## [GIVEN EXERCISE]
Copy the items below verbatim, from the start of the items through the line containing "data-label-payments: $204: [419, 356, 455, 373]", including both ends.

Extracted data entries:
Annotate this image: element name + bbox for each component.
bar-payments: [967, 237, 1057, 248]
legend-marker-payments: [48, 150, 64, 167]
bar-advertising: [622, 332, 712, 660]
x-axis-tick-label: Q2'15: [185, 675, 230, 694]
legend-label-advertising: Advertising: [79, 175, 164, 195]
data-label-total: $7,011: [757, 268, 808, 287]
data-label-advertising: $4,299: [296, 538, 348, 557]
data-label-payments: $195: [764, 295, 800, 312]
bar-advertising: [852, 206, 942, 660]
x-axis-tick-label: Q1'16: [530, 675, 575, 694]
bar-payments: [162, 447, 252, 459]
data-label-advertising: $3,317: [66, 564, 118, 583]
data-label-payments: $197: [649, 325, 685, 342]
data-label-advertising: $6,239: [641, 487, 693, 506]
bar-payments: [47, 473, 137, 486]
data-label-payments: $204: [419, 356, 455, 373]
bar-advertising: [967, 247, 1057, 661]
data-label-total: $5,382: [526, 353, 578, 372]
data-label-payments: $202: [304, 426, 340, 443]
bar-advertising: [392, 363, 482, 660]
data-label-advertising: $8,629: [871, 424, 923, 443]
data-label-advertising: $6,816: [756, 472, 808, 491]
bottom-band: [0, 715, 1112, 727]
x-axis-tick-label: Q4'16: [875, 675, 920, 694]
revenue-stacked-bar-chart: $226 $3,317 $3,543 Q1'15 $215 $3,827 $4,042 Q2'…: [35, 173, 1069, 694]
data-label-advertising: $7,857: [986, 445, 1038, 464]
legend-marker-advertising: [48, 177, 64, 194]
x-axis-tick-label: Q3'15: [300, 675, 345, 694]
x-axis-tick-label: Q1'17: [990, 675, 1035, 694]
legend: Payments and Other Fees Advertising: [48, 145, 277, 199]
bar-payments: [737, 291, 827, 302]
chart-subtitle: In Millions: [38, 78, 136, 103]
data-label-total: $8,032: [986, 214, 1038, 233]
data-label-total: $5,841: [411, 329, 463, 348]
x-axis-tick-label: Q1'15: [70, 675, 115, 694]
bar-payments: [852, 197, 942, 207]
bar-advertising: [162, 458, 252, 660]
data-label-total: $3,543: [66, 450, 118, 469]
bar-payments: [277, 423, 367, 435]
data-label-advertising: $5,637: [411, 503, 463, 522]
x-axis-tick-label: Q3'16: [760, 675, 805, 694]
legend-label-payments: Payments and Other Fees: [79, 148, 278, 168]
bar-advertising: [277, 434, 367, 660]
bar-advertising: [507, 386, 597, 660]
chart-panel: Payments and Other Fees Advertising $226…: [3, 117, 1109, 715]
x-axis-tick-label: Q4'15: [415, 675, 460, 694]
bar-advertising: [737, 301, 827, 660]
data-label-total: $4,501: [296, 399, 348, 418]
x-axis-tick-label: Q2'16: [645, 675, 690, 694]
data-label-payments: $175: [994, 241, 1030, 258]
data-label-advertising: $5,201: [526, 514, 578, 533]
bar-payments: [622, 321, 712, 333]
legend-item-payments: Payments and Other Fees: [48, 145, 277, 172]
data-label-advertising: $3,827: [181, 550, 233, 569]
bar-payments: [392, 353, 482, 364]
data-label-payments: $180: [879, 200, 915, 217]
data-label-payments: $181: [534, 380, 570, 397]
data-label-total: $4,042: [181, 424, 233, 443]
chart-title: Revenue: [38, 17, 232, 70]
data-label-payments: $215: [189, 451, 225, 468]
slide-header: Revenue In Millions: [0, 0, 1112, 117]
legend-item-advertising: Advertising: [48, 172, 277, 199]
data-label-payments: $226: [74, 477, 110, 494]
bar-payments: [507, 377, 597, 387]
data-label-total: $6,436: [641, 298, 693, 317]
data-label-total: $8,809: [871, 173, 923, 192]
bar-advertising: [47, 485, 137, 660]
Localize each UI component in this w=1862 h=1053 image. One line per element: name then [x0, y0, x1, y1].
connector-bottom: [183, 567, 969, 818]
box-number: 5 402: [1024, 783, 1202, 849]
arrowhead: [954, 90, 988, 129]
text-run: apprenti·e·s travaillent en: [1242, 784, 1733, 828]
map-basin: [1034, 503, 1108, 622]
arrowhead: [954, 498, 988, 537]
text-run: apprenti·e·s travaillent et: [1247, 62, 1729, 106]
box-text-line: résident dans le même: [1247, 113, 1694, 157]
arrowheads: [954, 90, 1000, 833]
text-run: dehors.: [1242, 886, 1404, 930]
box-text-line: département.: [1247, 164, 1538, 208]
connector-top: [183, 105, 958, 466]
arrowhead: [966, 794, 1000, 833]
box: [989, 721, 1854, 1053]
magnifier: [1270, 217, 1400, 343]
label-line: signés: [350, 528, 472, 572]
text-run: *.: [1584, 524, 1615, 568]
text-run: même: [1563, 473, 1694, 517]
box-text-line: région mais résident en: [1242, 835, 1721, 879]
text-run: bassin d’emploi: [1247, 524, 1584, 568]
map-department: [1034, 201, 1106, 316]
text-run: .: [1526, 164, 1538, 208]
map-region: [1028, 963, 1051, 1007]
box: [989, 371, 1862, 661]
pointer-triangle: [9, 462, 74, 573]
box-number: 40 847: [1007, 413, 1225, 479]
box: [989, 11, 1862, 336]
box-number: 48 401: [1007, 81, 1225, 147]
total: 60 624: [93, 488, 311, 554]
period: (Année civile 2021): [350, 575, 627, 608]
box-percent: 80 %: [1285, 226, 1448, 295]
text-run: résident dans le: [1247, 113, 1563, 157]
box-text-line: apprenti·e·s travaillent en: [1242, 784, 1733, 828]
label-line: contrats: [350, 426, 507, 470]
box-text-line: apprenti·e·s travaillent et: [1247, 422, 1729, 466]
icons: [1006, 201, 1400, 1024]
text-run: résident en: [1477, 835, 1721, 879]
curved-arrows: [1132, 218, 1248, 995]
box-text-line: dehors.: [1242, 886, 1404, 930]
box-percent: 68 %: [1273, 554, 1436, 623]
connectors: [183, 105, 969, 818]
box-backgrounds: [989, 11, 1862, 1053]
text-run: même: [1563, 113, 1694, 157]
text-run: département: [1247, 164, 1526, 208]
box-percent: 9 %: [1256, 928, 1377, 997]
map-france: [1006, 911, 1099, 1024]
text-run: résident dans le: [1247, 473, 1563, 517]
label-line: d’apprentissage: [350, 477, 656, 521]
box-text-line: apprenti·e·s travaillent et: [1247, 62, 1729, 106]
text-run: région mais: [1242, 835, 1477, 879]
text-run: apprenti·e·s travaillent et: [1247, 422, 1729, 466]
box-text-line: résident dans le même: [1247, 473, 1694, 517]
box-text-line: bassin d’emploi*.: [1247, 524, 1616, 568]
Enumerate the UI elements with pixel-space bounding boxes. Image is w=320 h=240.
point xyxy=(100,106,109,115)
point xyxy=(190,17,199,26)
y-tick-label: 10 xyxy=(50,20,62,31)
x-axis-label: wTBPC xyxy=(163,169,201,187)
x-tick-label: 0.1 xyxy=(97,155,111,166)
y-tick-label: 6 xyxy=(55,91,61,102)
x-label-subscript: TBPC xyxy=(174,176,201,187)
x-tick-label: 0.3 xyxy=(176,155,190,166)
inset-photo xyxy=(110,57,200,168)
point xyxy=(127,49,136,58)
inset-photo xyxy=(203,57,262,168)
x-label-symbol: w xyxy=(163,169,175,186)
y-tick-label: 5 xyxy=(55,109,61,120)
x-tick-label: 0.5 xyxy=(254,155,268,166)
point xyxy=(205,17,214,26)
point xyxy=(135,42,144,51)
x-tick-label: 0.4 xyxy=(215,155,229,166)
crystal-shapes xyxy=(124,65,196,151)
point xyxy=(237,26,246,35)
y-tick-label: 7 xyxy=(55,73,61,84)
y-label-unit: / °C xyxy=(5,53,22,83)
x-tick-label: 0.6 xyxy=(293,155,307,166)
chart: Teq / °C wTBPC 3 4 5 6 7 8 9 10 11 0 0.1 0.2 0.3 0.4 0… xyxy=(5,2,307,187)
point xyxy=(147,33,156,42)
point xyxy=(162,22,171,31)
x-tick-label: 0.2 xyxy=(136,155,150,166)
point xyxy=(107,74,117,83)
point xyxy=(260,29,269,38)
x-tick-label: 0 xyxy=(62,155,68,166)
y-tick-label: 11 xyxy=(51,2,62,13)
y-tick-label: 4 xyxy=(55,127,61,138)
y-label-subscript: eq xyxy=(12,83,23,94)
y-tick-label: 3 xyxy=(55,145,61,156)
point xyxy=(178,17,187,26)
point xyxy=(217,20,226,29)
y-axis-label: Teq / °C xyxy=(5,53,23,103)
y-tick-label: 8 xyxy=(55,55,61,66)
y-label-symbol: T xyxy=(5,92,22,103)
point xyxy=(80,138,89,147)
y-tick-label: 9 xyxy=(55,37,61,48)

## [REPLY TO THE TASK]
Annotate this image: element name + bbox for each component.
bar-payments: [967, 237, 1057, 248]
legend-marker-payments: [48, 150, 64, 167]
bar-advertising: [622, 332, 712, 660]
x-axis-tick-label: Q2'15: [185, 675, 230, 694]
legend-label-advertising: Advertising: [79, 175, 164, 195]
data-label-total: $7,011: [757, 268, 808, 287]
data-label-advertising: $4,299: [296, 538, 348, 557]
data-label-payments: $195: [764, 295, 800, 312]
bar-advertising: [852, 206, 942, 660]
x-axis-tick-label: Q1'16: [530, 675, 575, 694]
bar-payments: [162, 447, 252, 459]
data-label-advertising: $3,317: [66, 564, 118, 583]
data-label-payments: $197: [649, 325, 685, 342]
data-label-advertising: $6,239: [641, 487, 693, 506]
bar-payments: [47, 473, 137, 486]
data-label-payments: $204: [419, 356, 455, 373]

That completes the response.